With all of that being said, let's check out who the Reds should look at as possible fallback options for center field.


Billy Hamilton

This is the most likely option given that he is one of the club's top prospects. Billy Hamilton electrified the city, and all of baseball, when he came up in September. He was impressive, but it still remains to be seen as whether or not he is ready to be the team's center fielder on Opening Day.

In limited action, the 23-year-old hit .368/.429/.474 with two doubles and 13 stolen bases. He did not get caught stealing until his final attempt of the season. He stole four bases in his first career start.

As good as he was in the final month of the season, his numbers in Triple-A weren't great. Yes, he stole 75 bases with the Louisville Bats and 155 between two levels in 2012, with the latter breaking the record for most in one season. However, the rest of his numbers have plenty of room to improve.

Hamilton hit .256/.308/.343 with six home runs, 18 doubles and four triples in his first year in Triple-A. The switch-hitter is a career .280/.350/.378 hitter in five seasons in the minors.

——

- [QUESTIONS ON THE MATERIAL]:
[1] From the passage on the Reds' center-field options, extract the text from "As good as he" up to and including "in the minors.".
[2] List every batting line given in slash format (average/on-base/slugging) in the passage on the Reds' center-field options.
[3] Give what follows the final sentence of the passage on the Reds' center-field options.
The records below are from a separate source and are unrelated to the passage on the Reds' center-field options.

——

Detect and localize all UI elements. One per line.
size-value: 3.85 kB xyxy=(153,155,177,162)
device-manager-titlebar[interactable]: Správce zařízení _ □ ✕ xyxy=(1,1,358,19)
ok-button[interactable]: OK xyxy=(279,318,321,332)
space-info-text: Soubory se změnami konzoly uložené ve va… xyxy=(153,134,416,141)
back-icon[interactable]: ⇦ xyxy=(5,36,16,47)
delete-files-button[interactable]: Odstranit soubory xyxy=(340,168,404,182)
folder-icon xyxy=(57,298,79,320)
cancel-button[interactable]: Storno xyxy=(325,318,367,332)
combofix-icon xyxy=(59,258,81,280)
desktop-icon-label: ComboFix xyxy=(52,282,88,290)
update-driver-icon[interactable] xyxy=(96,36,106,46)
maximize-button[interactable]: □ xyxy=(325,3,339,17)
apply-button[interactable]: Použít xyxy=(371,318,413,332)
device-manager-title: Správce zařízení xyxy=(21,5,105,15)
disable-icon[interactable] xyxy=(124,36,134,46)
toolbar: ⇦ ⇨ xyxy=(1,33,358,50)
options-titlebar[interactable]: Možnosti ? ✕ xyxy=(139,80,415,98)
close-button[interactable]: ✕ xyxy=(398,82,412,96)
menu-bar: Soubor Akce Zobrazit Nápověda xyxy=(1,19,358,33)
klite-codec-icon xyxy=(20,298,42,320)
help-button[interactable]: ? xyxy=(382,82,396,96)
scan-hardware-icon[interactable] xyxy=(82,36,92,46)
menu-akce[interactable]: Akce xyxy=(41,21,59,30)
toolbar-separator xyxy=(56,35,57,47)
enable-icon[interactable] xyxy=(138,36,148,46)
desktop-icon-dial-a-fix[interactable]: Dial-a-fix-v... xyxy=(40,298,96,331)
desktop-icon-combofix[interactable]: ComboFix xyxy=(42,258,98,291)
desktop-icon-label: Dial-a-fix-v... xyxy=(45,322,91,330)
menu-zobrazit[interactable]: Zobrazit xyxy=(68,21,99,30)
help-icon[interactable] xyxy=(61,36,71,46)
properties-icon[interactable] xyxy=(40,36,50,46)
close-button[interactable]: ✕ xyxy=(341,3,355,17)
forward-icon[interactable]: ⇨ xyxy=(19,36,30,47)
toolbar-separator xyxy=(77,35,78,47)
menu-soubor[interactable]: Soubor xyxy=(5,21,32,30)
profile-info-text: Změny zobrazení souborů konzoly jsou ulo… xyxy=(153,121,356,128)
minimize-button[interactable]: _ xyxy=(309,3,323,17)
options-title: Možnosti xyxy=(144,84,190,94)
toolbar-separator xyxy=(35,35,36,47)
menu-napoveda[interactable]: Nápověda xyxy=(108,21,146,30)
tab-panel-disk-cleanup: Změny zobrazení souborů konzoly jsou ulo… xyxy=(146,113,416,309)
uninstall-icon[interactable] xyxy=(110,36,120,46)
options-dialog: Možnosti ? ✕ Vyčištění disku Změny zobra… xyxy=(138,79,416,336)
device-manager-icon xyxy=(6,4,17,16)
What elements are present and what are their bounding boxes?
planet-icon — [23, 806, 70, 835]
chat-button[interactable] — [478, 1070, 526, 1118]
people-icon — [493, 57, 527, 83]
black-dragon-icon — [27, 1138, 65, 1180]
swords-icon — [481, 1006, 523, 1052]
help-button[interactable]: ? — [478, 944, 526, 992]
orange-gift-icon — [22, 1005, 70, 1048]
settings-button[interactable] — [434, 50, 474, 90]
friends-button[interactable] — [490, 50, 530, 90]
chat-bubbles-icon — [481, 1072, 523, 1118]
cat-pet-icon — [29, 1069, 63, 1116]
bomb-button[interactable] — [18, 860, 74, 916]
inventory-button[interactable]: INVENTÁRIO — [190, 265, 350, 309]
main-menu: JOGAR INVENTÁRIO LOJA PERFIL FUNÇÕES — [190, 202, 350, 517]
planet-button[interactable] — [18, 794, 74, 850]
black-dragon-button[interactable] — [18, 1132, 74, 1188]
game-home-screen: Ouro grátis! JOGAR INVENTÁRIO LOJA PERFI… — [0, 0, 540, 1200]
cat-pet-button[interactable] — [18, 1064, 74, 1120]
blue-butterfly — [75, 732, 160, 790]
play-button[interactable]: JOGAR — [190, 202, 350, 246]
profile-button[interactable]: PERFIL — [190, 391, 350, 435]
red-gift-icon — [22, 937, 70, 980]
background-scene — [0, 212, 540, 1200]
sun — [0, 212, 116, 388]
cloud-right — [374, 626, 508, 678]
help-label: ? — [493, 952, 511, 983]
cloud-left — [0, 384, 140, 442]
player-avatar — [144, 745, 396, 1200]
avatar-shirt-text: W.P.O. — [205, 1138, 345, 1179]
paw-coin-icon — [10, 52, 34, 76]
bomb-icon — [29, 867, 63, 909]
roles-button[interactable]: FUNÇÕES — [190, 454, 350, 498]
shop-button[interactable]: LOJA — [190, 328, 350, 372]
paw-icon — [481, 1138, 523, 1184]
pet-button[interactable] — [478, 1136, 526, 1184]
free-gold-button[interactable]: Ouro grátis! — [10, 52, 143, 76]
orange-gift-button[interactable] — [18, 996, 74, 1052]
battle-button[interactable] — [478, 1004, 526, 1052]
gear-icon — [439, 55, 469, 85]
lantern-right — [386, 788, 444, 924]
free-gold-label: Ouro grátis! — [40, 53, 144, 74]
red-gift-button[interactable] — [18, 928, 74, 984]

——

- [YOUR WRITTEN ANSWERS]:
[1]
As good as he was in the final month of the season, his numbers in Triple-A weren't great. Yes, he stole 75 bases with the Louisville Bats and 155 between two levels in 2012, with the latter breaking the record for most in one season. However, the rest of his numbers have plenty of room to improve.

Hamilton hit .256/.308/.343 with six home runs, 18 doubles and four triples in his first year in Triple-A. The switch-hitter is a career .280/.350/.378 hitter in five seasons in the minors.

[2]
.368/.429/.474
.256/.308/.343
.280/.350/.378

[3]
Strikeouts were a huge concern in spring training. He struck out nine times in only 26 at-bats in the spring. He struck out 102 times this season in Louisville, which comes out to 20.2 percent of his at-bats. He struck out only four times in 19 at-bats in the majors.

It looks like strikeouts aren't as big of deal as they were in the spring. However, his batting average in Triple-A is somewhat concerning. 

Hamilton would likely be the leadoff hitter, so a low average would remind Reds fans of Drew Stubbs.

Don't forget that the speedster is still adjusting to center field.  

An argument can be made either way on Hamilton. Giving him the center field job would allow him to develop while in the majors, but letting him spend more time in the minors would give him time to work on both sides of his game.

There will be an enormous amount of pressure on Hamilton when he finally gets to the majors to play every day. Giving him more time in the minors could help him, but he is the most likely option to be Cincinnati's center fielder come Opening Day.


Denard Span, Washington Nationals

Jon Heyman of CBS Sports reported that the Washington Nationals are willing to listen to offers for center fielder Denard Span. If that is indeed the case, the Reds should at least consider the outfielder as an option.

Cincinnati would have to make a trade in order to acquire a quality center fielder. It doesn't have the money to sign one in free agency, and Span may be the best available option on the trading block. 

For starters, Span will make only $6.5 million this season and has a $9 million club option for 2015, via Those are very reasonable salaries for a player of his caliber, and his salary for the next two seasons combined will probably be less than what Choo makes next season.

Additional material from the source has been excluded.